Exercise data
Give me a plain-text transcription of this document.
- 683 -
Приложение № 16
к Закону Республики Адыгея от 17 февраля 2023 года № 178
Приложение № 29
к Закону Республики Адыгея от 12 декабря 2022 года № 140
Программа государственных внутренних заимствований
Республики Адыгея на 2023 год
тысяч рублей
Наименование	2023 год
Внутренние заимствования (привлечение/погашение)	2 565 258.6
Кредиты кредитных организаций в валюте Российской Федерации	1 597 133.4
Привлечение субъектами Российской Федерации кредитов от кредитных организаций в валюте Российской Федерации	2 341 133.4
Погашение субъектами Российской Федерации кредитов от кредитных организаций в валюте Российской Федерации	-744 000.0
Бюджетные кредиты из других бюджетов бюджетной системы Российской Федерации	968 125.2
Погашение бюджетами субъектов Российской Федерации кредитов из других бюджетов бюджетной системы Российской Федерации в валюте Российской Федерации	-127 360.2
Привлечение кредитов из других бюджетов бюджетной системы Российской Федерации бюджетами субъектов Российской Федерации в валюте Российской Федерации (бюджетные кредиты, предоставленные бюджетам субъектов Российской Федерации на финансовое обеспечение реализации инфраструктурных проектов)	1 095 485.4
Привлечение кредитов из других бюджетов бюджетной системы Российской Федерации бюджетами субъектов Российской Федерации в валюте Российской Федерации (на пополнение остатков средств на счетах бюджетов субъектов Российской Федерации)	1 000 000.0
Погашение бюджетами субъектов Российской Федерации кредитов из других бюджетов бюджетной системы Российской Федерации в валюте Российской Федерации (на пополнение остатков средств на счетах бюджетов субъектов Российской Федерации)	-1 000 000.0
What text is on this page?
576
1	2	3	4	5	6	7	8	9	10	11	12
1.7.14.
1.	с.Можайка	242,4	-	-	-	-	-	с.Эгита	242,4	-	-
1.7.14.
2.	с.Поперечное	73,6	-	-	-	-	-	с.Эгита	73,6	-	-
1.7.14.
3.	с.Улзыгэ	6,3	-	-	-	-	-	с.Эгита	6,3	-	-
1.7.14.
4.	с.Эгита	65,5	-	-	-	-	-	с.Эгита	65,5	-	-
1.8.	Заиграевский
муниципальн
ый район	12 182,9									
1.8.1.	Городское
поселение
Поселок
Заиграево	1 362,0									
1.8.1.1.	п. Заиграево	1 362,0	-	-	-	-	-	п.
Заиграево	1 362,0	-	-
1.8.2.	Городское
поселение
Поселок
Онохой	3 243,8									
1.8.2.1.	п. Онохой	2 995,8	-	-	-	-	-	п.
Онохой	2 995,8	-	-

Task directions
Every entry should be printed again exactly as it stands.

Solved exercise
Give me a plain-text transcription of this document.
- 683 -
Приложение № 16
к Закону Республики Адыгея от 17 февраля 2023 года № 178
Приложение № 29
к Закону Республики Адыгея от 12 декабря 2022 года № 140
Программа государственных внутренних заимствований
Республики Адыгея на 2023 год
тысяч рублей
Наименование	2023 год
Внутренние заимствования (привлечение/погашение)	2 565 258.6
Кредиты кредитных организаций в валюте Российской Федерации	1 597 133.4
Привлечение субъектами Российской Федерации кредитов от кредитных организаций в валюте Российской Федерации	2 341 133.4
Погашение субъектами Российской Федерации кредитов от кредитных организаций в валюте Российской Федерации	-744 000.0
Бюджетные кредиты из других бюджетов бюджетной системы Российской Федерации	968 125.2
Погашение бюджетами субъектов Российской Федерации кредитов из других бюджетов бюджетной системы Российской Федерации в валюте Российской Федерации	-127 360.2
Привлечение кредитов из других бюджетов бюджетной системы Российской Федерации бюджетами субъектов Российской Федерации в валюте Российской Федерации (бюджетные кредиты, предоставленные бюджетам субъектов Российской Федерации на финансовое обеспечение реализации инфраструктурных проектов)	1 095 485.4
Привлечение кредитов из других бюджетов бюджетной системы Российской Федерации бюджетами субъектов Российской Федерации в валюте Российской Федерации (на пополнение остатков средств на счетах бюджетов субъектов Российской Федерации)	1 000 000.0
Погашение бюджетами субъектов Российской Федерации кредитов из других бюджетов бюджетной системы Российской Федерации в валюте Российской Федерации (на пополнение остатков средств на счетах бюджетов субъектов Российской Федерации)	-1 000 000.0
What text is on this page?
576
1	2	3	4	5	6	7	8	9	10	11	12
1.7.14.
1.	с.Можайка	242,4	-	-	-	-	-	с.Эгита	242,4	-	-
1.7.14.
2.	с.Поперечное	73,6	-	-	-	-	-	с.Эгита	73,6	-	-
1.7.14.
3.	с.Улзыгэ	6,3	-	-	-	-	-	с.Эгита	6,3	-	-
1.7.14.
4.	с.Эгита	65,5	-	-	-	-	-	с.Эгита	65,5	-	-
1.8.	Заиграевский
муниципальн
ый район	12 182,9									
1.8.1.	Городское
поселение
Поселок
Заиграево	1 362,0									
1.8.1.1.	п. Заиграево	1 362,0	-	-	-	-	-	п.
Заиграево	1 362,0	-	-
1.8.2.	Городское
поселение
Поселок
Онохой	3 243,8									
1.8.2.1.	п. Онохой	2 995,8	-	-	-	-	-	п.
Онохой	2 995,8	-	-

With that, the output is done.